■ WHAT IS BEING ASKED ■
Each line of the data that mentions the string "safe" needs to be identified and copied.

● ● ●

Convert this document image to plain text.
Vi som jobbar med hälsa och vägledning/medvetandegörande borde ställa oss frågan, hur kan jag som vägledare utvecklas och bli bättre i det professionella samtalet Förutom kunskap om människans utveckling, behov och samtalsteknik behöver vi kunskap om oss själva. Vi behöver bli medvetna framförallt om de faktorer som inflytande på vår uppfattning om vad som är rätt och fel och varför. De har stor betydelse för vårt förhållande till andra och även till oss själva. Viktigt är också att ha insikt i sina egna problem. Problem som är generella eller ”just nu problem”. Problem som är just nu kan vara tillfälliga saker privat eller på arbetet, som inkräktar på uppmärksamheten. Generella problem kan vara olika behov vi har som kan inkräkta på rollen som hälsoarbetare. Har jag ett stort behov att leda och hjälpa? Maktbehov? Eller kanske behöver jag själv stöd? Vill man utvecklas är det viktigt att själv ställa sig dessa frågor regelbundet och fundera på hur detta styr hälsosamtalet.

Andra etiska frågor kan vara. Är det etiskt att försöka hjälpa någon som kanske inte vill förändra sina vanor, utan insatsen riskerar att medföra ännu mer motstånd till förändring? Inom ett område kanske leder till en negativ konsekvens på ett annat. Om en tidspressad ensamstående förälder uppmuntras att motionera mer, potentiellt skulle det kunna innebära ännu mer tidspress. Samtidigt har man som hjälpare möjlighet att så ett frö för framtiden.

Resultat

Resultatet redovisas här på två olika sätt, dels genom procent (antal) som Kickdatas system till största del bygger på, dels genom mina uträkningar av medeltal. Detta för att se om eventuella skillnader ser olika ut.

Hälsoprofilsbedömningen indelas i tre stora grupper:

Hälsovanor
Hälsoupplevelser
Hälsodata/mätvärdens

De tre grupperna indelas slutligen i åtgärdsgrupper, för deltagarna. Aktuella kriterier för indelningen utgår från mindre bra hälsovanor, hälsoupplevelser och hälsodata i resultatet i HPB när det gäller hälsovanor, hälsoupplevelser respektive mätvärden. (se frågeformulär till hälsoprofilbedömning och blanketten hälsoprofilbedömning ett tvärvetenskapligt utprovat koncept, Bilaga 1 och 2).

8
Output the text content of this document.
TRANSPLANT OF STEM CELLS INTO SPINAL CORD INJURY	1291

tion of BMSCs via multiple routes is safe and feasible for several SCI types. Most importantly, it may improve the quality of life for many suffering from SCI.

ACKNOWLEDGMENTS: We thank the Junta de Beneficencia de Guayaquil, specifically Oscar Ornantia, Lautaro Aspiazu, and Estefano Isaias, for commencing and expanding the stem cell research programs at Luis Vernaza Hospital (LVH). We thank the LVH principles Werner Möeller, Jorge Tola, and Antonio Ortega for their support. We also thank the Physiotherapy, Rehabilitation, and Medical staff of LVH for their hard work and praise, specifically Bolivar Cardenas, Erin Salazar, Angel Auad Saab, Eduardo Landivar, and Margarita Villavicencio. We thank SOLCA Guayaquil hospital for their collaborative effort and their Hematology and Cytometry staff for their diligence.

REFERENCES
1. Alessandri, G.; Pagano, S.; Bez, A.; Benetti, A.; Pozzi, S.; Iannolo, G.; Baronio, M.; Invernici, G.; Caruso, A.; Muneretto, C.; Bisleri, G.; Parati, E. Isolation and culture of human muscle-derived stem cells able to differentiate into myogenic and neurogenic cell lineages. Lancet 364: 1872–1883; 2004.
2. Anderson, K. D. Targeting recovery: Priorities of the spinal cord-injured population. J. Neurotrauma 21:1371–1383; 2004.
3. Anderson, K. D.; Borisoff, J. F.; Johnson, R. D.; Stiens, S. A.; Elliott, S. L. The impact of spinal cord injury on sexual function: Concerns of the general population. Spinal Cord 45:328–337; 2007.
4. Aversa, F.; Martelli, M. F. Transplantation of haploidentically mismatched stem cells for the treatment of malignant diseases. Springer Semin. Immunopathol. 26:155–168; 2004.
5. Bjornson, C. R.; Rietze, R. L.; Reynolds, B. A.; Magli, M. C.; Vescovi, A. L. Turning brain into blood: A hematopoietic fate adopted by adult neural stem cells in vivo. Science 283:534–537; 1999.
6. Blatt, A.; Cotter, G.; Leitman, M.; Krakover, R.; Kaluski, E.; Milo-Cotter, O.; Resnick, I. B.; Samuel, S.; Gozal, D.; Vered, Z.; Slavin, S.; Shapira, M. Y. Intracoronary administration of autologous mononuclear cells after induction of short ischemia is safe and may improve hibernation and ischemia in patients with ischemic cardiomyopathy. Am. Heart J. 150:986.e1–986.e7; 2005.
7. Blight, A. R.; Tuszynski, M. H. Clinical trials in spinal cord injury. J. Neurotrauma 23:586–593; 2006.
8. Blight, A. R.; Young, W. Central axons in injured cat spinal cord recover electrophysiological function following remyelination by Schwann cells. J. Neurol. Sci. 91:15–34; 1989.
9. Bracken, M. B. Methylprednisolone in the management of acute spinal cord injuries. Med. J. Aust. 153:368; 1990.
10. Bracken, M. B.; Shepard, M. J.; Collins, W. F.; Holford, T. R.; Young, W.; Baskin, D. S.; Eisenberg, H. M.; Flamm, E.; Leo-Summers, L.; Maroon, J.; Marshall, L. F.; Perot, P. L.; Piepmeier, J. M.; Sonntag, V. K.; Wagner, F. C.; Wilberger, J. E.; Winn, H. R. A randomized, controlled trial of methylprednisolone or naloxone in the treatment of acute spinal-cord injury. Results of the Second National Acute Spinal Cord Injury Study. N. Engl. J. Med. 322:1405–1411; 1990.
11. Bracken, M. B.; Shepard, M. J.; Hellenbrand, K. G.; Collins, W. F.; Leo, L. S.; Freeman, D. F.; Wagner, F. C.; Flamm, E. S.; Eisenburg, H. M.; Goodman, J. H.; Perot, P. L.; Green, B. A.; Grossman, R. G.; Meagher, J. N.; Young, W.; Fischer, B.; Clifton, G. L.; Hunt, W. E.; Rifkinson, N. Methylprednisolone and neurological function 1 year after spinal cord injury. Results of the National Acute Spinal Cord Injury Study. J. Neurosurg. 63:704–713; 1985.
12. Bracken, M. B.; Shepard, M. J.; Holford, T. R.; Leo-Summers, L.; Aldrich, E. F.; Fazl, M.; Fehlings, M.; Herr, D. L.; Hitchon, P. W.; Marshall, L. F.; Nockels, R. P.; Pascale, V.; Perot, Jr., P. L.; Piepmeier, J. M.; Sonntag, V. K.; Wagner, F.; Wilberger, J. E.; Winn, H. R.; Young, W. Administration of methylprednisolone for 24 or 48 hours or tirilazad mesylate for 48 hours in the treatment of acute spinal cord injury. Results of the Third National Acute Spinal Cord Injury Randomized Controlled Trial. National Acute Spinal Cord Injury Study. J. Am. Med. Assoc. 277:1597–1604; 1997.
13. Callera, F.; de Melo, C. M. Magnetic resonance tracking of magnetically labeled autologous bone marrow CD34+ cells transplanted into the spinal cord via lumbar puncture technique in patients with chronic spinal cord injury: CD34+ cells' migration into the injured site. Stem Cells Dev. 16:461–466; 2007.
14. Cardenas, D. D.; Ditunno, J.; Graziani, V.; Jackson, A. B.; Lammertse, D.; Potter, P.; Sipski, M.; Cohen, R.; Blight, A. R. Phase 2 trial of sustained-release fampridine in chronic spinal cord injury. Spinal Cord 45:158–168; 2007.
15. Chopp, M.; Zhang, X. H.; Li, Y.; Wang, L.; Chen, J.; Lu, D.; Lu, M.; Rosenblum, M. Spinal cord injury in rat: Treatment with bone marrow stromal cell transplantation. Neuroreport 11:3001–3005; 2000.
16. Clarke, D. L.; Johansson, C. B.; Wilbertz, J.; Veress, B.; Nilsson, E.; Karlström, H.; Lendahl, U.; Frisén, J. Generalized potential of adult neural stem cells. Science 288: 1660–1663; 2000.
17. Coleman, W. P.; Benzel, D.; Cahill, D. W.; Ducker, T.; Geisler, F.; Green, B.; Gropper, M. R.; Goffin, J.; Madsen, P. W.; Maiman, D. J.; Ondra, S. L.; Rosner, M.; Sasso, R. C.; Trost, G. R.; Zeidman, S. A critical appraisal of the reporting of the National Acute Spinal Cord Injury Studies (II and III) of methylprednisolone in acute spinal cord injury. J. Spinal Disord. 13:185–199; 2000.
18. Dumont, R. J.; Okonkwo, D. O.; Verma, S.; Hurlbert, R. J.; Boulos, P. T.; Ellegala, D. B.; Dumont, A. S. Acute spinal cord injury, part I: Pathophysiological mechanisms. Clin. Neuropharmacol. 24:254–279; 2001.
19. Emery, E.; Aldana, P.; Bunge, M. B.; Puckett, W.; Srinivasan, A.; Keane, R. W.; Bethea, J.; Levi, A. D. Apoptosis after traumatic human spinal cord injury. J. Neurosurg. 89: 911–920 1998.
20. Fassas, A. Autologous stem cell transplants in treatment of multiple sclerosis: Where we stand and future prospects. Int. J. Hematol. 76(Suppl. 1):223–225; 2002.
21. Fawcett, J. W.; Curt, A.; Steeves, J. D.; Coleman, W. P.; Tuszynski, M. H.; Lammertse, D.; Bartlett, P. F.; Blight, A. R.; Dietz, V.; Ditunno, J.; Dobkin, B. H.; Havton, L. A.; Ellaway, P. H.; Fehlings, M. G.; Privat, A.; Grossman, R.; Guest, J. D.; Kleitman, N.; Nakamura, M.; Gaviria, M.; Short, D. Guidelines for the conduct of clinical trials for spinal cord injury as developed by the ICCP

● ● ●

■ THE ANSWER ■
tion of BMSCs via multiple routes is safe and feasible for several SCI types. Most importantly, it may improve the quality of life for many suffering from SCI.
6. Blatt, A.; Cotter, G.; Leitman, M.; Krakover, R.; Kaluski, E.; Milo-Cotter, O.; Resnick, I. B.; Samuel, S.; Gozal, D.; Vered, Z.; Slavin, S.; Shapira, M. Y. Intracoronary administration of autologous mononuclear cells after induction of short ischemia is safe and may improve hibernation and ischemia in patients with ischemic cardiomyopathy. Am. Heart J. 150:986.e1–986.e7; 2005.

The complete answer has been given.